=== Work to be completed ===
Copy the lines below as they are; omit the images they contain.

________

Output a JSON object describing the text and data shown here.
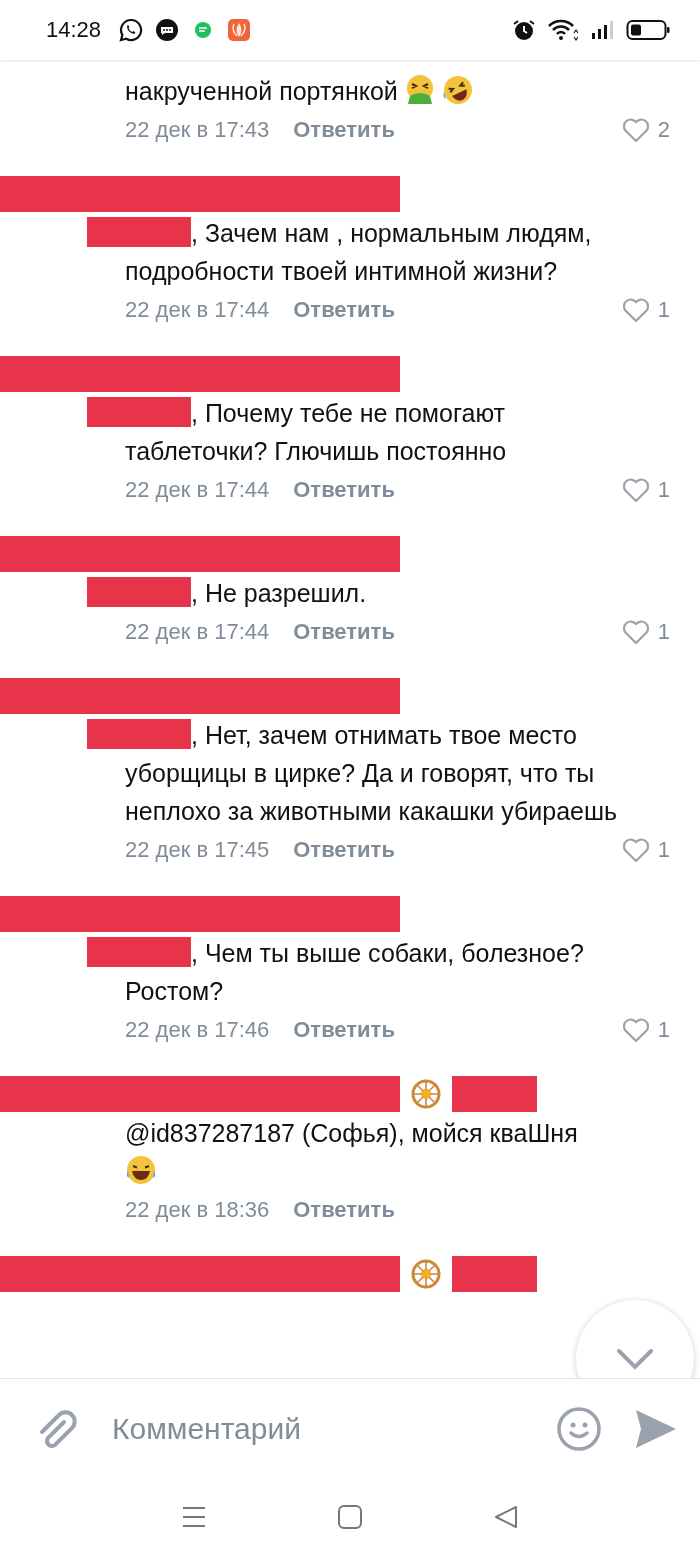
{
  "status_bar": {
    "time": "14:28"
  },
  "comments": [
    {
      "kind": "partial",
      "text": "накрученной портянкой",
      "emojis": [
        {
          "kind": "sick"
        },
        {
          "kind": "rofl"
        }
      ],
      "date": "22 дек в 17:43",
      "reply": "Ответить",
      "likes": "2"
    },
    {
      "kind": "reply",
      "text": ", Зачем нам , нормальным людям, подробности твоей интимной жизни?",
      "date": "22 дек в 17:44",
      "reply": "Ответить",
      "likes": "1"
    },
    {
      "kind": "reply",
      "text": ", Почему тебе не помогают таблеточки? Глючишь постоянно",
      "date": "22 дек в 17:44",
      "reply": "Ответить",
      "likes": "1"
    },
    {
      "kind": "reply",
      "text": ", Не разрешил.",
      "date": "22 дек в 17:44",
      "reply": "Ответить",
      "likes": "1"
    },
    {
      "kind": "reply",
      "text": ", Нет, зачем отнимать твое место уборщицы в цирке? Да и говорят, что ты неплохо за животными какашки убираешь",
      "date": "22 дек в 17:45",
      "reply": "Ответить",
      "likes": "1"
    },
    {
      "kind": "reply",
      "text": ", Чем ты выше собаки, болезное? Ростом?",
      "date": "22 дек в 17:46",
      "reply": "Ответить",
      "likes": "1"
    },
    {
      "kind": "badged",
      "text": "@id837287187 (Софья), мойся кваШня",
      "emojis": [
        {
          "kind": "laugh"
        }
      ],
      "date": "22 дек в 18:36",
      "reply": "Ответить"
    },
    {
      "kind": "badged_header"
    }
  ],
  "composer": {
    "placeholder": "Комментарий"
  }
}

________

=== Finished exercise ===
Output a JSON object describing the text and data shown here.
{
  "status_bar": {
    "time": "14:28"
  },
  "comments": [
    {
      "kind": "partial",
      "text": "накрученной портянкой",
      "emojis": [
        {
          "kind": "sick"
        },
        {
          "kind": "rofl"
        }
      ],
      "date": "22 дек в 17:43",
      "reply": "Ответить",
      "likes": "2"
    },
    {
      "kind": "reply",
      "text": ", Зачем нам , нормальным людям, подробности твоей интимной жизни?",
      "date": "22 дек в 17:44",
      "reply": "Ответить",
      "likes": "1"
    },
    {
      "kind": "reply",
      "text": ", Почему тебе не помогают таблеточки? Глючишь постоянно",
      "date": "22 дек в 17:44",
      "reply": "Ответить",
      "likes": "1"
    },
    {
      "kind": "reply",
      "text": ", Не разрешил.",
      "date": "22 дек в 17:44",
      "reply": "Ответить",
      "likes": "1"
    },
    {
      "kind": "reply",
      "text": ", Нет, зачем отнимать твое место уборщицы в цирке? Да и говорят, что ты неплохо за животными какашки убираешь",
      "date": "22 дек в 17:45",
      "reply": "Ответить",
      "likes": "1"
    },
    {
      "kind": "reply",
      "text": ", Чем ты выше собаки, болезное? Ростом?",
      "date": "22 дек в 17:46",
      "reply": "Ответить",
      "likes": "1"
    },
    {
      "kind": "badged",
      "text": "@id837287187 (Софья), мойся кваШня",
      "emojis": [
        {
          "kind": "laugh"
        }
      ],
      "date": "22 дек в 18:36",
      "reply": "Ответить"
    },
    {
      "kind": "badged_header"
    }
  ],
  "composer": {
    "placeholder": "Комментарий"
  }
}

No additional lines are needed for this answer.